What is the number of lines holding the word "watermark"? Write that number and nothing else.

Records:
##########

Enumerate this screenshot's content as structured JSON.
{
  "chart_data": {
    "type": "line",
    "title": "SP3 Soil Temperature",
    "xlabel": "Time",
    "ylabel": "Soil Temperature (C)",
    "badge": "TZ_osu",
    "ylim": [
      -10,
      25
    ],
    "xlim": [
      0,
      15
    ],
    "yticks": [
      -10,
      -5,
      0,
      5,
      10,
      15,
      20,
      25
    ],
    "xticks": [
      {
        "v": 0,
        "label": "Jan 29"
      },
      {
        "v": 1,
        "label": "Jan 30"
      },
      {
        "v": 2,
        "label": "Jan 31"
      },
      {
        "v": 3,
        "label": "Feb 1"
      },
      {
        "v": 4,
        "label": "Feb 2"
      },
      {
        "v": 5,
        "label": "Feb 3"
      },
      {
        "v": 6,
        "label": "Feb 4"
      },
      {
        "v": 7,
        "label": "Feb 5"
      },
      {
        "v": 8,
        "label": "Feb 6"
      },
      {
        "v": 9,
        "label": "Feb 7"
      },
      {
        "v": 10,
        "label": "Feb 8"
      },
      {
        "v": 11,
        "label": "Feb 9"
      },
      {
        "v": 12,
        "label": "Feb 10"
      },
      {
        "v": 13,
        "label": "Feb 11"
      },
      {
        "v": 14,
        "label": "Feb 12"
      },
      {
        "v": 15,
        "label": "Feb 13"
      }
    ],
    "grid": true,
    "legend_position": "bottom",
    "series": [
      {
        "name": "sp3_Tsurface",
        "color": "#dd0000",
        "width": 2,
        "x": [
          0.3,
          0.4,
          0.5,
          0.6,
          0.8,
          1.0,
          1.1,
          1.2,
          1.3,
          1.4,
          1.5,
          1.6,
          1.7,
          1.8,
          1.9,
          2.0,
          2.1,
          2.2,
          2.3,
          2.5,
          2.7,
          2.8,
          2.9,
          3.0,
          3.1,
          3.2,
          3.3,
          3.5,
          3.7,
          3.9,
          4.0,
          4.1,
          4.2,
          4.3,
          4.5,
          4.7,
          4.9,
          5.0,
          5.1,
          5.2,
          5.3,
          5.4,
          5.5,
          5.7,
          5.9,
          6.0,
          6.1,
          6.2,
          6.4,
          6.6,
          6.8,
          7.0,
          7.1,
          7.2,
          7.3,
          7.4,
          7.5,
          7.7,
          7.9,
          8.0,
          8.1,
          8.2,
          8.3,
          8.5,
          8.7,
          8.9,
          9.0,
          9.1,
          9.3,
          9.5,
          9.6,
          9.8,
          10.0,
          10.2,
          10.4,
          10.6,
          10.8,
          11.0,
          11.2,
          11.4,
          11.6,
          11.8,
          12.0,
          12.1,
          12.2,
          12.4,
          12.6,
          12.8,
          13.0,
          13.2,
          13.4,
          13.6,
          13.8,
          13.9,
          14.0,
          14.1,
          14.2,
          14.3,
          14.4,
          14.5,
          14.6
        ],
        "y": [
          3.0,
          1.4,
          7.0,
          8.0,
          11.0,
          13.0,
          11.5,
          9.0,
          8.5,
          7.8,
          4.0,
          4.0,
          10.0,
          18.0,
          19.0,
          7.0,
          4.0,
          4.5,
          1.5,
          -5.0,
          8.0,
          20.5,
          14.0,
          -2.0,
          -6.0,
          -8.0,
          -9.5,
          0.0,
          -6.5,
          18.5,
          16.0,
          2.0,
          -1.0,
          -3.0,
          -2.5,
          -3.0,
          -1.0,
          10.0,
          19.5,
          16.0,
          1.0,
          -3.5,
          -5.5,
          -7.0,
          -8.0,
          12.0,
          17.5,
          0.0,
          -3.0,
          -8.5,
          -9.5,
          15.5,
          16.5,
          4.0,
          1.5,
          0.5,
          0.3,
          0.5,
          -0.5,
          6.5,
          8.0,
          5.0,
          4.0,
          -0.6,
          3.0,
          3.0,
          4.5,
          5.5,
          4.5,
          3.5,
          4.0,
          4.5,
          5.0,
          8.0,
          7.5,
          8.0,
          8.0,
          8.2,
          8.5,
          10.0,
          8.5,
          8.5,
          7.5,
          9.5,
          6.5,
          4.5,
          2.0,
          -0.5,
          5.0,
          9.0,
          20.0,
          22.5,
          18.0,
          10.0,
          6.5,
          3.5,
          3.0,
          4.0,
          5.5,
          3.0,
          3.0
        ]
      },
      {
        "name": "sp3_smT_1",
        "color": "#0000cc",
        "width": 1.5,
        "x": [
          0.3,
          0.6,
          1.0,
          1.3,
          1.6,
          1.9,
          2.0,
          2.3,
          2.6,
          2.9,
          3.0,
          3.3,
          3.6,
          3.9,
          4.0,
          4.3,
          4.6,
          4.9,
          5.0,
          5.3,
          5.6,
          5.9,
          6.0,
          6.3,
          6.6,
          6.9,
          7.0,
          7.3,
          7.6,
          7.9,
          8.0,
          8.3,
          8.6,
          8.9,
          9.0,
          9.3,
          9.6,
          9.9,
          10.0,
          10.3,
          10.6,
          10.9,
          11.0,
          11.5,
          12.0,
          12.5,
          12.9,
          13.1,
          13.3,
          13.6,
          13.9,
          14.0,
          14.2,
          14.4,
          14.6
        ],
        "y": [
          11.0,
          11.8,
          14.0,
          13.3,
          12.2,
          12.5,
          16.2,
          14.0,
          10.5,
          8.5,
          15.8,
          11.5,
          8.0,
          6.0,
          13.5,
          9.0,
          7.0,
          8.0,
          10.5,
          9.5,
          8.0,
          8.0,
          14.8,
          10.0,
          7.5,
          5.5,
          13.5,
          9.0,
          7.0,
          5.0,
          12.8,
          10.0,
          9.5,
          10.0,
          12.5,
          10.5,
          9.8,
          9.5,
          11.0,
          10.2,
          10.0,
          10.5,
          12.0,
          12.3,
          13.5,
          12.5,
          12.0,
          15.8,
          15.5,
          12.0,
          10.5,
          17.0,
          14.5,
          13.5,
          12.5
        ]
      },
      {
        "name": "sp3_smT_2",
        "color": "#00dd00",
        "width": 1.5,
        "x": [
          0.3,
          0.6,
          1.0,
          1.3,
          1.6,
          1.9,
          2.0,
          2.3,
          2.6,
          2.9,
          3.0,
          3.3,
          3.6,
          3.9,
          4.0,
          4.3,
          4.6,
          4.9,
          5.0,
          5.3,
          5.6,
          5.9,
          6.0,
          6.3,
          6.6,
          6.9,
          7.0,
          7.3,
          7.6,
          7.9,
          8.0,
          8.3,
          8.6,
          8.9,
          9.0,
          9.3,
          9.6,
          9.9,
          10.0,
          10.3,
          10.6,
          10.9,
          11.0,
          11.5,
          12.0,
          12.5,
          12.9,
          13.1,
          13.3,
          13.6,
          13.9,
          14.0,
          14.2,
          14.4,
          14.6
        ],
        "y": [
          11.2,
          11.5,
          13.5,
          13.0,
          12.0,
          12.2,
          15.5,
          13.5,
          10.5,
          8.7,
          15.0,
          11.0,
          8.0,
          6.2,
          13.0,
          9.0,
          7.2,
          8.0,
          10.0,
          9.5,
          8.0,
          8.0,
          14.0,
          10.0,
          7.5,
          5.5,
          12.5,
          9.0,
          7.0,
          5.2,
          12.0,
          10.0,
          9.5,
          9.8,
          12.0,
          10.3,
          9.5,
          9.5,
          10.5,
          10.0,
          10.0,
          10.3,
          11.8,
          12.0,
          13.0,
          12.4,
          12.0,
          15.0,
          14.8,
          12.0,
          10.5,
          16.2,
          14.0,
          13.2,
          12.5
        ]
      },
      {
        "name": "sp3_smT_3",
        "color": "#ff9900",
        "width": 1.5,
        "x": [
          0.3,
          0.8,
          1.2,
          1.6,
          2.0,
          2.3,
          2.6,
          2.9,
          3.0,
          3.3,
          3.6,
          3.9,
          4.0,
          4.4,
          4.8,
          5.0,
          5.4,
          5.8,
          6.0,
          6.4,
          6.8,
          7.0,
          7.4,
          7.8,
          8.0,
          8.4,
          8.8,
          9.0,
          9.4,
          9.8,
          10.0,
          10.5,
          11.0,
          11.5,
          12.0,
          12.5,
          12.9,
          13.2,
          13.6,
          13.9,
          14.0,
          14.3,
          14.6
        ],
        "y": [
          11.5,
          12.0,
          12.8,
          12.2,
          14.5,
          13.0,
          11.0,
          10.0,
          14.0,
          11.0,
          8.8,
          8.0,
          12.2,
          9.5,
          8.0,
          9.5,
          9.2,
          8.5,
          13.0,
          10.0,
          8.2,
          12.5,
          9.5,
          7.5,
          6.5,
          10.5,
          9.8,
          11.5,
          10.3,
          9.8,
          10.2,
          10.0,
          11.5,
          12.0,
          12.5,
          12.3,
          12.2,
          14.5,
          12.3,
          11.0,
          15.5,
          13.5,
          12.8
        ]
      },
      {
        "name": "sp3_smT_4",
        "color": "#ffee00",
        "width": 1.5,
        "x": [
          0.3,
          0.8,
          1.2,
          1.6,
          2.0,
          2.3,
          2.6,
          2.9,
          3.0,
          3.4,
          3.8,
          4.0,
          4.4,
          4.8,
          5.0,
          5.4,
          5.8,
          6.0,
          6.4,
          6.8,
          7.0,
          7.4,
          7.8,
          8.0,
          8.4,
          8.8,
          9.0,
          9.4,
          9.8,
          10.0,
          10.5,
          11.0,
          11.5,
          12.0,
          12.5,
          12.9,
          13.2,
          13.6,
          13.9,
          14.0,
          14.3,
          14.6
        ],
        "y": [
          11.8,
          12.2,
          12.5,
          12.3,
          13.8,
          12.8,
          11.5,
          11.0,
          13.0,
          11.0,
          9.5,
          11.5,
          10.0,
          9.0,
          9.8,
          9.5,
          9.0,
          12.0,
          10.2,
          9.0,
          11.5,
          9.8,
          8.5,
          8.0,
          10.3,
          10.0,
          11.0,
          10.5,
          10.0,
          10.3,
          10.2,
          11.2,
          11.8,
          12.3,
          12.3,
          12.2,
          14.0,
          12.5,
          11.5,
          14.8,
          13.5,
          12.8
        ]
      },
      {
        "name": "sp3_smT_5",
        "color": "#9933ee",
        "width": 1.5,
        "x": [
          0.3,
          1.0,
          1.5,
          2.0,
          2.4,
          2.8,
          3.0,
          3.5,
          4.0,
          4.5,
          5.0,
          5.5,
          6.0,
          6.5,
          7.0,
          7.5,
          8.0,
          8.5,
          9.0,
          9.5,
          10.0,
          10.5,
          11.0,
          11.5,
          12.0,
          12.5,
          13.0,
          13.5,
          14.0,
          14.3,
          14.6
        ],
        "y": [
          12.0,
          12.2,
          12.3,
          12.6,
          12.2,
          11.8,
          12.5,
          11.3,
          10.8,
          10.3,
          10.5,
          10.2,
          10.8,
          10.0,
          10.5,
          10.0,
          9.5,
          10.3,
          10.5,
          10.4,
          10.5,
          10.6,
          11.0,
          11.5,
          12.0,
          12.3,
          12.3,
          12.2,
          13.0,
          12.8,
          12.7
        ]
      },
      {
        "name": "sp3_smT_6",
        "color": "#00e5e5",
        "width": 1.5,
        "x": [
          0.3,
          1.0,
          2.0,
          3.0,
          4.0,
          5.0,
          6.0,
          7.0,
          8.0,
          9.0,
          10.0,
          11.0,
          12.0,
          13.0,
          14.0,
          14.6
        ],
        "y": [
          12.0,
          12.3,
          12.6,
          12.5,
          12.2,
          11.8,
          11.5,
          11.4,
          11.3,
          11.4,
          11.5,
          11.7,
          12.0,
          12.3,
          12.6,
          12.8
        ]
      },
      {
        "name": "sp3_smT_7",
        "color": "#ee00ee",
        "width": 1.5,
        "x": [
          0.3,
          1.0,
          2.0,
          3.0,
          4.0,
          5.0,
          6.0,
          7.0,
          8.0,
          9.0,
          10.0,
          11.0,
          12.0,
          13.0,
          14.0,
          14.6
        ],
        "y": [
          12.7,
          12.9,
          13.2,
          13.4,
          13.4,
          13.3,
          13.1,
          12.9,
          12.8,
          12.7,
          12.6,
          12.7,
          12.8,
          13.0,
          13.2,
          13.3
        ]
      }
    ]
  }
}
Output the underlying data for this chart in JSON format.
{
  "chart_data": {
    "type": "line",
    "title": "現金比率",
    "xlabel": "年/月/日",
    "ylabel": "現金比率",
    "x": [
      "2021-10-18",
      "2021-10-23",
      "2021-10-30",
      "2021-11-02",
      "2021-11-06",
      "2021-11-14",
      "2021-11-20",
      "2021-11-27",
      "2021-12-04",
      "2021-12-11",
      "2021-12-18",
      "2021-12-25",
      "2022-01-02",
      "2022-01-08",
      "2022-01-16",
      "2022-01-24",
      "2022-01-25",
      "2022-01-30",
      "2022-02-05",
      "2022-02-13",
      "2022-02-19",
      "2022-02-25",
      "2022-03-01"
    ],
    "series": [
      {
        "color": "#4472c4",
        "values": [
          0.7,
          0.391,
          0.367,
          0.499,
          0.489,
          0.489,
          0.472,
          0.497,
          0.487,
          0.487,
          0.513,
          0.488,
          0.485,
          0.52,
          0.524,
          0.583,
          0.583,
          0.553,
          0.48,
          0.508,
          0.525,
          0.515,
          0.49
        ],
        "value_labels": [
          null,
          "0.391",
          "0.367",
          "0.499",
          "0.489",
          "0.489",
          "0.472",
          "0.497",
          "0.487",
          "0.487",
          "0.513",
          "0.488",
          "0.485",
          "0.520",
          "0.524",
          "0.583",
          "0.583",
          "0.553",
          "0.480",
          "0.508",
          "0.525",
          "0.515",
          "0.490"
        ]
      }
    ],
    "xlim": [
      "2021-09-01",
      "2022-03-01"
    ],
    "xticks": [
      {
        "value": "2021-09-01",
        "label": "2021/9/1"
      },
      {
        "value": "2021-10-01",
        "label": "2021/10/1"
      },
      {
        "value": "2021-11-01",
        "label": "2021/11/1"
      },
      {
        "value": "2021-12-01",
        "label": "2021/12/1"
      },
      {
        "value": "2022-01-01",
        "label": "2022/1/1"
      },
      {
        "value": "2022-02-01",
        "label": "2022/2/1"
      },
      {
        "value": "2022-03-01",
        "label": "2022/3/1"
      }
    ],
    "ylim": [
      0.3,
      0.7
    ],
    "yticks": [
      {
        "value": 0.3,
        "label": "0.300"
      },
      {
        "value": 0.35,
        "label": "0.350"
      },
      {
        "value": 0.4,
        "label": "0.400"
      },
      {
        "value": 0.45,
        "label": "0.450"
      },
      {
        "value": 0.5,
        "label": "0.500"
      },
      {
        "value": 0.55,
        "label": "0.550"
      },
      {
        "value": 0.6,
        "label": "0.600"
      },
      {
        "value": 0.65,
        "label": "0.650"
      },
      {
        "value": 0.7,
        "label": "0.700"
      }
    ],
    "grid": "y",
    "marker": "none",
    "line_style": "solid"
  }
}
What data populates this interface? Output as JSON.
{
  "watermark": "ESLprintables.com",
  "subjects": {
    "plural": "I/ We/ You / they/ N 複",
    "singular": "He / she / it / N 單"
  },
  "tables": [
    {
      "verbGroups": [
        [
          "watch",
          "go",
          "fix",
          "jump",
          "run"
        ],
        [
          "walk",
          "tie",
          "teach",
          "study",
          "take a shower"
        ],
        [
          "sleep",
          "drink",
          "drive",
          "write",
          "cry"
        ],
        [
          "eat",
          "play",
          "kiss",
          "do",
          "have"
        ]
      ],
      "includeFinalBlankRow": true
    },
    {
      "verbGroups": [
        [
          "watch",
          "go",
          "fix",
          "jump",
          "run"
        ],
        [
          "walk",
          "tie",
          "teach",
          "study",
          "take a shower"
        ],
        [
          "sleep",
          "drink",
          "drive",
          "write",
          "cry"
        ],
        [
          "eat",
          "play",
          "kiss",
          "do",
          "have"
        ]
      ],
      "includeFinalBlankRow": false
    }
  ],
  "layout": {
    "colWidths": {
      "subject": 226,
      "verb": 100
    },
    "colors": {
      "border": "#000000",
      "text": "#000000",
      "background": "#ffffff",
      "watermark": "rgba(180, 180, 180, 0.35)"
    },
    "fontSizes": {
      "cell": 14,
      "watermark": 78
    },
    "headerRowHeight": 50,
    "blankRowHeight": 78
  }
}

##########

§ **Correct response**
3